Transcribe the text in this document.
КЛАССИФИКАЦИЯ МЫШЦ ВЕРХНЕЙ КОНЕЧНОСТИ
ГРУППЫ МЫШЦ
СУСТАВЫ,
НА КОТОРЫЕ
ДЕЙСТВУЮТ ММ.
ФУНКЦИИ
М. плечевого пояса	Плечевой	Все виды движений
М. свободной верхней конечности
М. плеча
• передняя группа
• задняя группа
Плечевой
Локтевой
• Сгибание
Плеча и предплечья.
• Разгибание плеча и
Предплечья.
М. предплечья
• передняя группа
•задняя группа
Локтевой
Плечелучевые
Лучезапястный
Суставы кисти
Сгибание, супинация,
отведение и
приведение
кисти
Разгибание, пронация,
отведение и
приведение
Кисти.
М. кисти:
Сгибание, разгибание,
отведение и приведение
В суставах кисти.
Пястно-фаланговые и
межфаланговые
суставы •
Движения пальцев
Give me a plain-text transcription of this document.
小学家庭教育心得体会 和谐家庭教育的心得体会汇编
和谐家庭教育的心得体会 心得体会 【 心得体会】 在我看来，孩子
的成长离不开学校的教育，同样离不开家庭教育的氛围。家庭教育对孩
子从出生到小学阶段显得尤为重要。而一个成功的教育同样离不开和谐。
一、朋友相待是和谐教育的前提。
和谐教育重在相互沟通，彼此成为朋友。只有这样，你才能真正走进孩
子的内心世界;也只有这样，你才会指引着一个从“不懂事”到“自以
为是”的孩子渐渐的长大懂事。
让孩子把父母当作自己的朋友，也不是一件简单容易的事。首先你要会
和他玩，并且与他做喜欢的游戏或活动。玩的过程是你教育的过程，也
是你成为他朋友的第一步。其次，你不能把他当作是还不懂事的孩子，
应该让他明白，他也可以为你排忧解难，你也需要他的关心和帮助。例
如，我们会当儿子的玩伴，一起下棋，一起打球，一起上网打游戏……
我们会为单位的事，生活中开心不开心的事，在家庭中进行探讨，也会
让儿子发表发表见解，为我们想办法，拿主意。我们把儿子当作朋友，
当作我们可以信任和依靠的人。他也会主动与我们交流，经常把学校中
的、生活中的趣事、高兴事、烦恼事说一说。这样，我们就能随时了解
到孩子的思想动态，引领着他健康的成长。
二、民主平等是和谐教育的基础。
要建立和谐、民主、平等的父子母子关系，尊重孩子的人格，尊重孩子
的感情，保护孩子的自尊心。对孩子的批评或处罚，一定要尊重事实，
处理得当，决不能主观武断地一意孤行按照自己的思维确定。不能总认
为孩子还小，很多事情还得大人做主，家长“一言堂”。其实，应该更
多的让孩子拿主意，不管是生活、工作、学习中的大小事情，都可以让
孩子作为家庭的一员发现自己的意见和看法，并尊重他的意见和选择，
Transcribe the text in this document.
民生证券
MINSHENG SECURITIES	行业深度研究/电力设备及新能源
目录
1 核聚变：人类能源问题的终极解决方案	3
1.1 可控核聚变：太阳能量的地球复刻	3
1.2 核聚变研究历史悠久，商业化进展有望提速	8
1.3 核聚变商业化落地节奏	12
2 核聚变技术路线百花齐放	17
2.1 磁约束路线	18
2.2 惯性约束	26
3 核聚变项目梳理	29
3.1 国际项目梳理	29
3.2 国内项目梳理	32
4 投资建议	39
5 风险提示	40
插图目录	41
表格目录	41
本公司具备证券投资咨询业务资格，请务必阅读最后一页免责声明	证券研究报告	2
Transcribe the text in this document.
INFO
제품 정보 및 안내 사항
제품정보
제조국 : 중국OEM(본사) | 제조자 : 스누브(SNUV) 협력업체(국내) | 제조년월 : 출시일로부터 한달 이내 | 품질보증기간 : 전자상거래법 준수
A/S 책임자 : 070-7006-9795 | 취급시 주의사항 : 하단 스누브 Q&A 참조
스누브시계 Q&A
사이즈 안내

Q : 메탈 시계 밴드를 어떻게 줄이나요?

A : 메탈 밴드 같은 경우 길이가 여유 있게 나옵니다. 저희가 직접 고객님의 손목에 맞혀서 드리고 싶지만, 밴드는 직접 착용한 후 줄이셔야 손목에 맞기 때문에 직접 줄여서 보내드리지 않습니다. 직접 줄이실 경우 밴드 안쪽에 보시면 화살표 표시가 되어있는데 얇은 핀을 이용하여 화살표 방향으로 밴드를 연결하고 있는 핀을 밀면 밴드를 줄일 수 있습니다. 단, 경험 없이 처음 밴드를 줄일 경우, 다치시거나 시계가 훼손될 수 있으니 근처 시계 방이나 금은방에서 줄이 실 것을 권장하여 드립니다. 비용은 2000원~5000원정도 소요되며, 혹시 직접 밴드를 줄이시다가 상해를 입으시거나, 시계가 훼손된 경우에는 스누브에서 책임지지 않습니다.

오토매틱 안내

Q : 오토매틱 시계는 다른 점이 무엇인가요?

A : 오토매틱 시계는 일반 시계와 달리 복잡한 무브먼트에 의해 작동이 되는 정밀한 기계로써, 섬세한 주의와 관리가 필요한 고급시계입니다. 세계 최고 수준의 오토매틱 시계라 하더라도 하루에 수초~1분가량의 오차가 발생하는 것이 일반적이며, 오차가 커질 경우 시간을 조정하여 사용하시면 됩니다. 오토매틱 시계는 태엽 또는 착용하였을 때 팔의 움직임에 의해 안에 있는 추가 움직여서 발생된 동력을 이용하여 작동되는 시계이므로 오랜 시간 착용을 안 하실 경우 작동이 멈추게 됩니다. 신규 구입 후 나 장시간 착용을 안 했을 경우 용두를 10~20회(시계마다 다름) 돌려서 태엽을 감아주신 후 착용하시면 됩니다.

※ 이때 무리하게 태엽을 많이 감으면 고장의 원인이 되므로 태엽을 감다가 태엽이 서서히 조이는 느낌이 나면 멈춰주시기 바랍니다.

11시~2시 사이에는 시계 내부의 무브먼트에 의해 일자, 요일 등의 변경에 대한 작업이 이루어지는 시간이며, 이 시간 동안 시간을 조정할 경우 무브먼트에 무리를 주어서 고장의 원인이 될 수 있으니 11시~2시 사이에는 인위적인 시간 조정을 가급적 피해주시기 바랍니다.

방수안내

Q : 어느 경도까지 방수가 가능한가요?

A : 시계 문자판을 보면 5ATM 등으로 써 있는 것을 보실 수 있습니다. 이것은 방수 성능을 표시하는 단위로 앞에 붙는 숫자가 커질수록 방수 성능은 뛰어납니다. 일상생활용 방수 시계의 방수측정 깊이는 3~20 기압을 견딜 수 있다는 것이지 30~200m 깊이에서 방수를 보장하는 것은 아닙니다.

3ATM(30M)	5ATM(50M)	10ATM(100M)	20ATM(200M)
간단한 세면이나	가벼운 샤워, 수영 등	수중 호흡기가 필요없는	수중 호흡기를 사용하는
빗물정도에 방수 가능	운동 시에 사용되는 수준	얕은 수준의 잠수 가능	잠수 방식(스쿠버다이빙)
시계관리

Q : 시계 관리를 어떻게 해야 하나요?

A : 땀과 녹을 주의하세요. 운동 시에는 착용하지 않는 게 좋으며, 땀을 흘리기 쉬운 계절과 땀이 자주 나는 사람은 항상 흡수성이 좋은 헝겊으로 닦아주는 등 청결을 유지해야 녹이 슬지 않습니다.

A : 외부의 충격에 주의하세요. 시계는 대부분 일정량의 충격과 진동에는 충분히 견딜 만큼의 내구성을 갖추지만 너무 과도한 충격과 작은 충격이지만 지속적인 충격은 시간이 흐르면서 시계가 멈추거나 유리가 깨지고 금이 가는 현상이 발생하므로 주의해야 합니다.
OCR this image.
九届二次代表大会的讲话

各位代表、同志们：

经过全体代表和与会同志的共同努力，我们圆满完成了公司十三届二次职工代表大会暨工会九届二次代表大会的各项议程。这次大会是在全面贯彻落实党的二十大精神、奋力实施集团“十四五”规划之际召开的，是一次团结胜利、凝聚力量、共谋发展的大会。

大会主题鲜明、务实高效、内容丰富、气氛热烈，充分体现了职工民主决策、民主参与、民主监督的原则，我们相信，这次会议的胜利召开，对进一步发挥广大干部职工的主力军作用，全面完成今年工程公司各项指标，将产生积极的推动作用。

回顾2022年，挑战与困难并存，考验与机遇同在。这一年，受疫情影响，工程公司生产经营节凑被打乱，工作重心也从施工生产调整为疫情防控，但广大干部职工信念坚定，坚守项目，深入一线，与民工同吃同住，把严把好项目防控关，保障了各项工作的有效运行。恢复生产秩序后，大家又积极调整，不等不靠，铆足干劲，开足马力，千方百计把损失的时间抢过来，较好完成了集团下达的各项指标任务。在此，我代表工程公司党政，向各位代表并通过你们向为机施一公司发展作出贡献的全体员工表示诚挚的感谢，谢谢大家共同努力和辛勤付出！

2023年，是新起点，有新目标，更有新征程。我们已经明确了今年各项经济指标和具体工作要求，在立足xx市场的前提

=======

Set task:
How many of the lines above include the string "группа"? Reply with the number by itself.

Response below:
4